* _Task brief_
Begin with the line that contains "Give me a plain-text" and transcribe each line after it, up to and including the last line of the listing below.

* _Source data_

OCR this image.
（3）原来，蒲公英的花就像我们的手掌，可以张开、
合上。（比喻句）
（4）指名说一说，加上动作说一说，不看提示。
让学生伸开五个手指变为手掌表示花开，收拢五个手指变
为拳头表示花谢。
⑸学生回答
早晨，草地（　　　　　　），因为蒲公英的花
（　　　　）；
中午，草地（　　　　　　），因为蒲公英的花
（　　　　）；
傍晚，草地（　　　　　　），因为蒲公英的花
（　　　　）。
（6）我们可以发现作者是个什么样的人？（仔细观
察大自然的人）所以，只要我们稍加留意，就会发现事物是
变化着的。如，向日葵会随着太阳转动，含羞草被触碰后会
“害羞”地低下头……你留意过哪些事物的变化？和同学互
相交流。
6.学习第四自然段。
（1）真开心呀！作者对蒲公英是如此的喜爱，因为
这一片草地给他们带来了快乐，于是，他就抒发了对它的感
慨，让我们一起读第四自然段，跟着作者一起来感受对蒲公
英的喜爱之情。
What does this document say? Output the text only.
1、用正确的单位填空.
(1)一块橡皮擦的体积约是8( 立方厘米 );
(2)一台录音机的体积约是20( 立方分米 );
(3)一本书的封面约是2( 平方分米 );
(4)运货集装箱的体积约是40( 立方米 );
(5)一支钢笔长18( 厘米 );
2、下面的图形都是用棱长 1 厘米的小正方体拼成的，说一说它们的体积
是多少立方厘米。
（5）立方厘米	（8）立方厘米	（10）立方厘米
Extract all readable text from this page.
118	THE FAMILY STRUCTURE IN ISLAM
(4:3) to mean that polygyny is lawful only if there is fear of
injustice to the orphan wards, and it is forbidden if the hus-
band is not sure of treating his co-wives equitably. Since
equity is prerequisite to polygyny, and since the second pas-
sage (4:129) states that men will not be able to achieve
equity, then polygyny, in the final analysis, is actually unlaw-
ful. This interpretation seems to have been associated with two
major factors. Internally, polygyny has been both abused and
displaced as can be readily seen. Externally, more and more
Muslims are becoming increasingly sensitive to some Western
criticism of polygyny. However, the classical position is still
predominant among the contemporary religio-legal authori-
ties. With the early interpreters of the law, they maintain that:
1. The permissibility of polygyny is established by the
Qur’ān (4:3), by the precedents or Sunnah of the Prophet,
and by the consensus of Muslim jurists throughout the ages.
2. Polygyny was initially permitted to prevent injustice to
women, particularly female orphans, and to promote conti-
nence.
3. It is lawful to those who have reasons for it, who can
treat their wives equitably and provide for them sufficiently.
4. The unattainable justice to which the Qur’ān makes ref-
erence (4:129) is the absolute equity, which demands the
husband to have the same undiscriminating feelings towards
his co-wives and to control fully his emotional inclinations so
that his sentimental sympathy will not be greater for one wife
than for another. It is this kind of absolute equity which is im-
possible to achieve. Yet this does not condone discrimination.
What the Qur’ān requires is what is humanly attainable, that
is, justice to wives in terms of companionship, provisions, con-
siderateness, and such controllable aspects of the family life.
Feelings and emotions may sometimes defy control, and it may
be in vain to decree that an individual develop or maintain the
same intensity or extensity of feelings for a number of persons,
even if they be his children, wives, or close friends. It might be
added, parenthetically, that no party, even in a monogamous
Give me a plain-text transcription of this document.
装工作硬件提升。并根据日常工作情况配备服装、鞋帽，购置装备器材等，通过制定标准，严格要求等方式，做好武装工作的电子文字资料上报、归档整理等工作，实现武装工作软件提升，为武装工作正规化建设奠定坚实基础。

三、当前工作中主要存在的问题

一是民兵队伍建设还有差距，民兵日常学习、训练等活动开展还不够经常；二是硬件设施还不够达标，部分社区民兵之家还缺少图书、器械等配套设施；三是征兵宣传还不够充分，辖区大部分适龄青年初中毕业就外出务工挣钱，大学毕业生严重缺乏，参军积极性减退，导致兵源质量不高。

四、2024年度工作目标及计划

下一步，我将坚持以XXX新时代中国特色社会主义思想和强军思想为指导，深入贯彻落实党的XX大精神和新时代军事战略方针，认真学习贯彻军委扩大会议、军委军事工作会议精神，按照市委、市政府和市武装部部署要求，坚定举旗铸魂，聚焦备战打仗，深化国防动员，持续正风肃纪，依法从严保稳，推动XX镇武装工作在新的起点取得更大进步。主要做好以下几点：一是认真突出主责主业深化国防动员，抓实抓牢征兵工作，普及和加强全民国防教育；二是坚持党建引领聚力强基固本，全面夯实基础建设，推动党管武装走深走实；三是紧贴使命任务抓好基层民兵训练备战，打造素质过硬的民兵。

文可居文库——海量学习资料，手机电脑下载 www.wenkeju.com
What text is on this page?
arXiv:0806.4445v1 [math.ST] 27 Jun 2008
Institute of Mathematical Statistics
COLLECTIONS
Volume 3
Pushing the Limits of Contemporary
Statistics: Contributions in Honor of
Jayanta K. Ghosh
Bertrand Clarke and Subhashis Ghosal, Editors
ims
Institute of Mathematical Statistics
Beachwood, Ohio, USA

* _Expected answer_
Give me a plain-text transcription of this document.
装工作硬件提升。并根据日常工作情况配备服装、鞋帽，购置装备器材等，通过制定标准，严格要求等方式，做好武装工作的电子文字资料上报、归档整理等工作，实现武装工作软件提升，为武装工作正规化建设奠定坚实基础。

三、当前工作中主要存在的问题

一是民兵队伍建设还有差距，民兵日常学习、训练等活动开展还不够经常；二是硬件设施还不够达标，部分社区民兵之家还缺少图书、器械等配套设施；三是征兵宣传还不够充分，辖区大部分适龄青年初中毕业就外出务工挣钱，大学毕业生严重缺乏，参军积极性减退，导致兵源质量不高。

四、2024年度工作目标及计划

下一步，我将坚持以XXX新时代中国特色社会主义思想和强军思想为指导，深入贯彻落实党的XX大精神和新时代军事战略方针，认真学习贯彻军委扩大会议、军委军事工作会议精神，按照市委、市政府和市武装部部署要求，坚定举旗铸魂，聚焦备战打仗，深化国防动员，持续正风肃纪，依法从严保稳，推动XX镇武装工作在新的起点取得更大进步。主要做好以下几点：一是认真突出主责主业深化国防动员，抓实抓牢征兵工作，普及和加强全民国防教育；二是坚持党建引领聚力强基固本，全面夯实基础建设，推动党管武装走深走实；三是紧贴使命任务抓好基层民兵训练备战，打造素质过硬的民兵。

文可居文库——海量学习资料，手机电脑下载 www.wenkeju.com
What text is on this page?
arXiv:0806.4445v1 [math.ST] 27 Jun 2008
Institute of Mathematical Statistics
COLLECTIONS
Volume 3
Pushing the Limits of Contemporary
Statistics: Contributions in Honor of
Jayanta K. Ghosh
Bertrand Clarke and Subhashis Ghosal, Editors
ims
Institute of Mathematical Statistics
Beachwood, Ohio, USA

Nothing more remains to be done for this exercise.